= THE TASK =
Resume the sermon below on who people took Jesus to be, starting right after its final sentence; the data after the sermon is not part of it.

= PROVIDED TEXT =
This sermon was first preached at the 18:30 service on Sunday 9 April 2006.

The text of the sermon is shown below, and can be downloaded as a PDF here.


CS Lewis once said this:

I am trying to prevent anyone saying the really foolish thing that people often say about Him: “I am ready to accept Jesus as the great moral teacher, but I don’t accept His claim to be God.” That is the one thing we must not say. A man who was merely a man and said the sort of things Jesus said would not be a great moral teacher. He would either be a lunatic – on a level with the man who says he is a poached egg – or else he would be the Devil of Hell. You must make your choice. Either this man was, and is, the Son of God: or else a madman or something worse. You can shut Him up for a fool, you can spit at Him and kill Him as demon; or you can fall at His feet and call Him Lord and God. But let us not come with any patronizing nonsense about His being a great human teacher. He has not left that open to us. He did not intend to.

Whether or not Lewis had our passage in mind when he wrote that, it does seem to fit rather well.  Jesus was causing a stir.  He’s teaching as if he himself had authority, that did not come from scripture.  He’s healing the sick, casting out demons, forgiving sins, calling people to be his followers.  Who did people think he was?  Certainly not just a ‘great moral teacher’.

The crowds hoped he was the Messiah; his family thought him mad, dangerously insane; the religious teachers thought him evil.  I wonder who you think Jesus is?  A madman?  Evil?  God? 

Introduction

Our passage today begins after Jesus calls twelve ‘official’ followers, from the crowds that trail after him everywhere he goes.  Although they didn’t know it at the time, these men were to found the largest movement the world has ever seen.  For now, Jesus employed them as his crowd managers.

These poor men were plunged right in at the deep end.  Jesus took them back to his place, in Capernaum.  He was extremely popular there, as we’ve seen before – and, yet again, a large crowd assembles at his house.  There were so many people there that Jesus and his new disciples were unable even to eat.  They didn’t have time – Jesus was, presumably, healing the sick and teaching the people.  They probably couldn’t get out of the house to find food anyway, with all the people crowding round it.

These crowds clearly thought him more than a great moral teacher.  But what, then?  We are now going to look at the passage in three sections, or scenes.

= MATERIAL =
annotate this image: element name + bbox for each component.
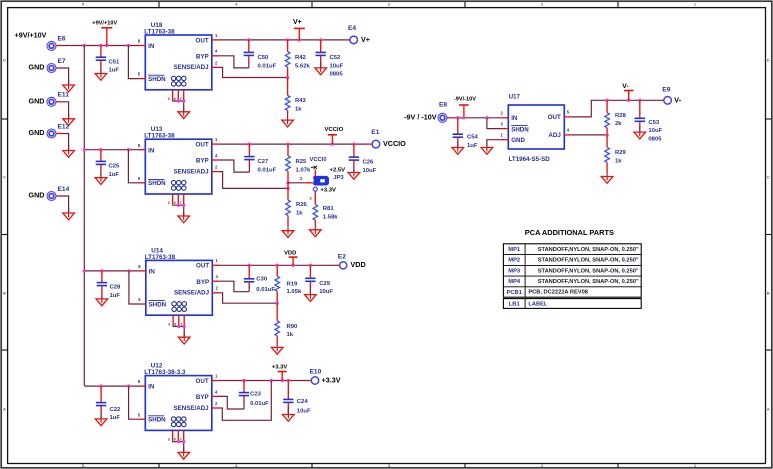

= TASK RESPONSE =
Scene 1

Like a modern-day film director, Mark cuts to a scene back in Jesus’ old hometown Nazareth.  Jesus’ family are being told some gossip about what he’s up to these days.  Mark doesn’t tell us exactly what Jesus’ family heard, but no doubt it was something along these lines: ‘Have you heard, he’s forgiving sins now?  Yes, this poor man was lowered through the roof…’  ‘He’s healing people on the Sabbath now, you know…’

They drew the obvious conclusion: he can’t possibly be serious, forgiving sins, saying he’s the Lord of the Sabbath.  But he can’t be evil, he’s our brother – he must be mad.  Not eccentric, but insane, out of his mind, totally off his rocker.  Five loaves and two fish short of a picnic.  Mad enough to be a danger to himself and other people.

So they did what any loving family would – they set out to restrain him, to stop things getting any worse.

And so Mark cuts back to Capernaum, where the scribes from Jerusalem are taking things a few stages further.  They recognised that Jesus really did have power from somewhere.  He couldn’t simply be mad, because he really was healing people, he really was casting out demons.  But he was challenging them, going against their laws – so he couldn’t be from God.  He must be evil.  These theologians, these religious teachers whose job it was to study the scriptures, gave their not-so-humble opinion that Jesus ‘had Beelzebul’.

‘Beelzebul’ is not normally a name given to the devil.  It means ‘lord of the flies’, or sometimes ‘lord of the dwelling’.  It usually refers to a lesser demon.  However here it’s quite clear that the scribes are saying Jesus is possessed by the devil himself: ‘by the ruler of demons he casts out demons,’ they say.

Both Jesus’ family and the scribes heard about what Jesus was saying and doing, what he was teaching and claiming, directly or indirectly.  They couldn’t simply ignore what he was saying; it was quite clear to everyone that he was most definitely not harmless.  They didn’t think he was just a ‘great moral teacher’.  No-one did at the time.  It’s a modern conceit to call Jesus a ‘great moral teacher’, devised to rob him of his real power and challenge, so people can pat him on the head and not bother to find out who he really is.

The people around Jesus were left Lewis’ three options: mad, bad or God.  His family took the first, the scribes the second.

Scene 2

In the next mini-scene, Jesus responds to the scribes.  He couldn’t let their challenge go unanswered.  So he called them to him, and spoke to them in parables.

This is the first mention of parables in Mark.  Jesus has been teaching before, but not explicitly in parables.  So what are they?  They are often metaphors – but you, the listener, have to work out for what.  Fundamentally, they’re stories with two levels of meaning: ‘the story level provides a mirror by which reality is perceived and understood.  In effect, parables are imaginary gardens with real toads in them.’  They are a way of looking at the real world, through our imagination, and they are usually extremely effective.

Jesus was big on parables; we have at least forty on record, which is about a third of all his teaching.  They help us to understand reality, but should never be taken too literally.

And so Jesus begins his reply to the scribes: ‘How can Satan cast out Satan?  It makes no sense,’ he says, ‘and here’s why.’  A country at war with itself will be destroyed from the inside-out.  To put it another way, if family members fight, divided against each other, that family will disintegrate, its relationships fall apart.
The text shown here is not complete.